#### [Instruction]
Return the records word for word. Any pictures in them are not part of the copy.

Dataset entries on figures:
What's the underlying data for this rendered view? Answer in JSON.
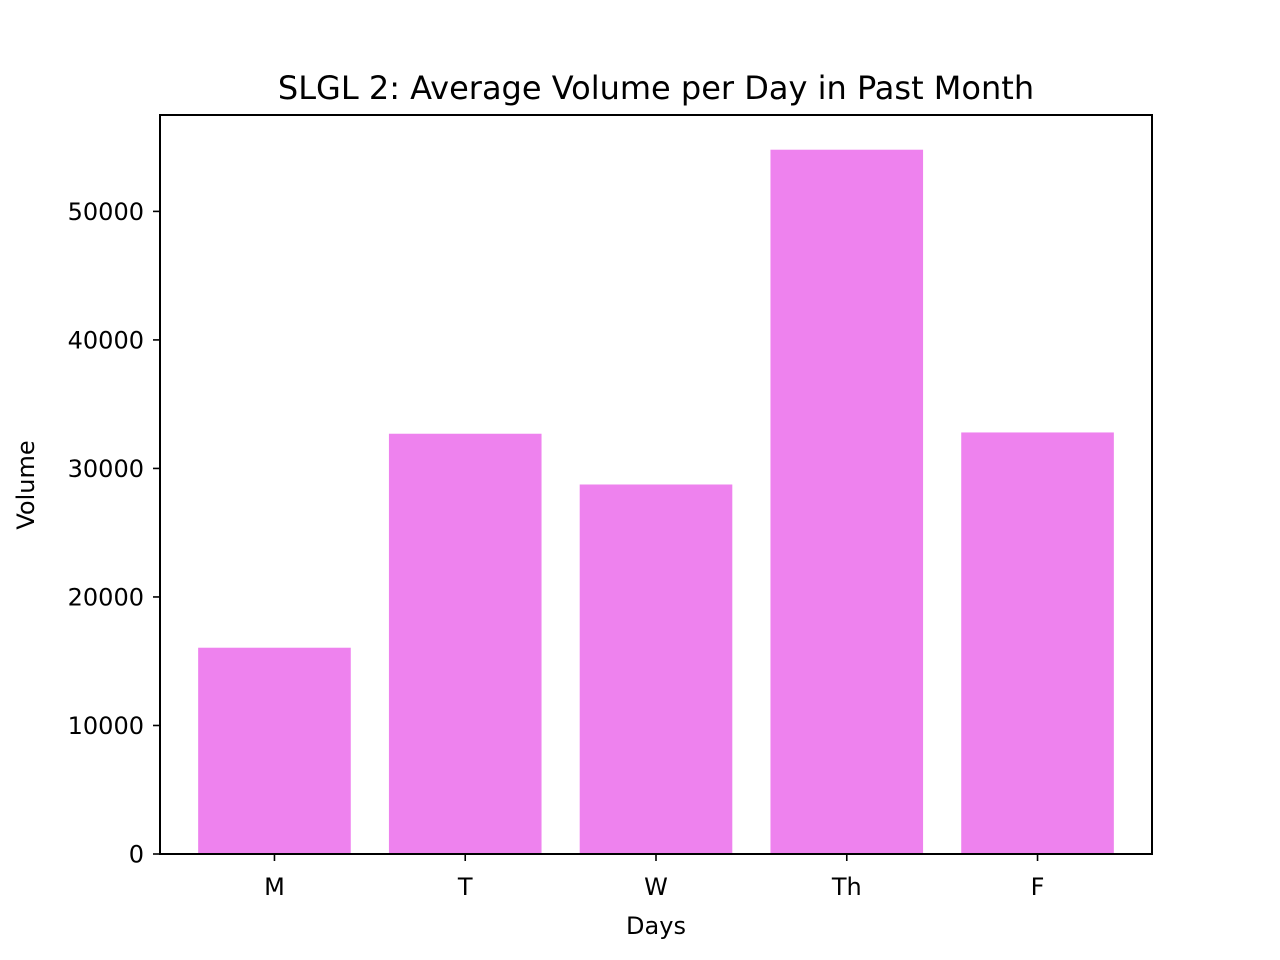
{
  "chart_data": {
    "type": "bar",
    "title": "SLGL 2: Average Volume per Day in Past Month",
    "xlabel": "Days",
    "ylabel": "Volume",
    "categories": [
      "M",
      "T",
      "W",
      "Th",
      "F"
    ],
    "values": [
      16050,
      32700,
      28750,
      54800,
      32800
    ],
    "ylim": [
      0,
      57500
    ],
    "yticks": [
      0,
      10000,
      20000,
      30000,
      40000,
      50000
    ],
    "ytick_labels": [
      "0",
      "10000",
      "20000",
      "30000",
      "40000",
      "50000"
    ],
    "grid": false,
    "legend": "none",
    "colors": {
      "bar": "#ee82ee",
      "axis": "#000000",
      "background": "#ffffff"
    }
  }
}
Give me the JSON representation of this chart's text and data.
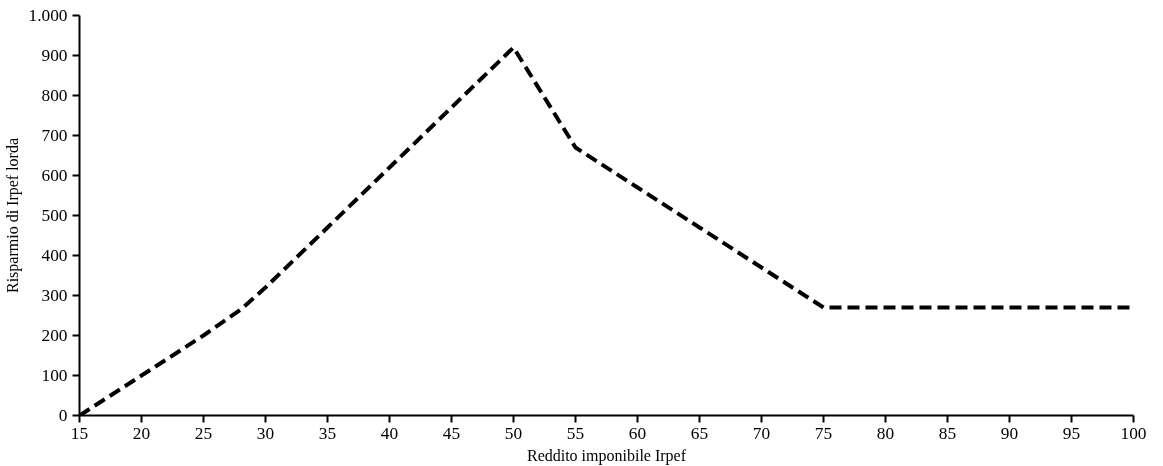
{
  "chart_data": {
    "type": "line",
    "xlabel": "Reddito imponibile Irpef",
    "ylabel": "Risparmio di Irpef lorda",
    "x": [
      15,
      20,
      25,
      28,
      30,
      35,
      40,
      45,
      50,
      55,
      60,
      65,
      70,
      75,
      80,
      85,
      90,
      95,
      100
    ],
    "series": [
      {
        "color": "#000000",
        "values": [
          0,
          100,
          200,
          265,
          320,
          470,
          620,
          770,
          920,
          670,
          570,
          470,
          370,
          270,
          270,
          270,
          270,
          270,
          270
        ]
      }
    ],
    "xlim": [
      15,
      100
    ],
    "xticks": [
      15,
      20,
      25,
      30,
      35,
      40,
      45,
      50,
      55,
      60,
      65,
      70,
      75,
      80,
      85,
      90,
      95,
      100
    ],
    "ylim": [
      0,
      1000
    ],
    "yticks": [
      0,
      100,
      200,
      300,
      400,
      500,
      600,
      700,
      800,
      900,
      {
        "value": 1000,
        "label": "1.000"
      }
    ],
    "grid": false,
    "marker": "none",
    "line_style": "dashed"
  }
}
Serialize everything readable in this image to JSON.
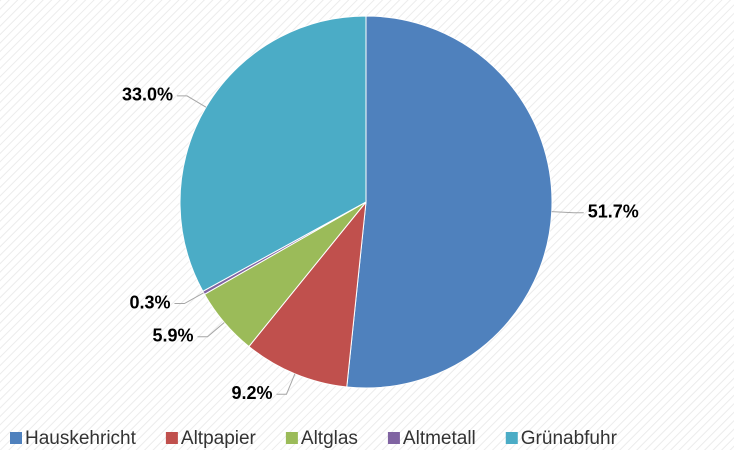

#### [Result of this task]
What's the underlying data for this rendered view? Answer in JSON.
{
  "chart_data": {
    "type": "bar",
    "title": "SLGL 2: Average Volume per Day in Past Month",
    "xlabel": "Days",
    "ylabel": "Volume",
    "categories": [
      "M",
      "T",
      "W",
      "Th",
      "F"
    ],
    "values": [
      16050,
      32700,
      28750,
      54800,
      32800
    ],
    "ylim": [
      0,
      57500
    ],
    "yticks": [
      0,
      10000,
      20000,
      30000,
      40000,
      50000
    ],
    "ytick_labels": [
      "0",
      "10000",
      "20000",
      "30000",
      "40000",
      "50000"
    ],
    "grid": false,
    "legend": "none",
    "colors": {
      "bar": "#ee82ee",
      "axis": "#000000",
      "background": "#ffffff"
    }
  }
}
Give me the JSON representation of this chart's text and data.
{
  "chart_data": {
    "type": "line",
    "xlabel": "Reddito imponibile Irpef",
    "ylabel": "Risparmio di Irpef lorda",
    "x": [
      15,
      20,
      25,
      28,
      30,
      35,
      40,
      45,
      50,
      55,
      60,
      65,
      70,
      75,
      80,
      85,
      90,
      95,
      100
    ],
    "series": [
      {
        "color": "#000000",
        "values": [
          0,
          100,
          200,
          265,
          320,
          470,
          620,
          770,
          920,
          670,
          570,
          470,
          370,
          270,
          270,
          270,
          270,
          270,
          270
        ]
      }
    ],
    "xlim": [
      15,
      100
    ],
    "xticks": [
      15,
      20,
      25,
      30,
      35,
      40,
      45,
      50,
      55,
      60,
      65,
      70,
      75,
      80,
      85,
      90,
      95,
      100
    ],
    "ylim": [
      0,
      1000
    ],
    "yticks": [
      0,
      100,
      200,
      300,
      400,
      500,
      600,
      700,
      800,
      900,
      {
        "value": 1000,
        "label": "1.000"
      }
    ],
    "grid": false,
    "marker": "none",
    "line_style": "dashed"
  }
}
Serialize everything readable in this image to JSON.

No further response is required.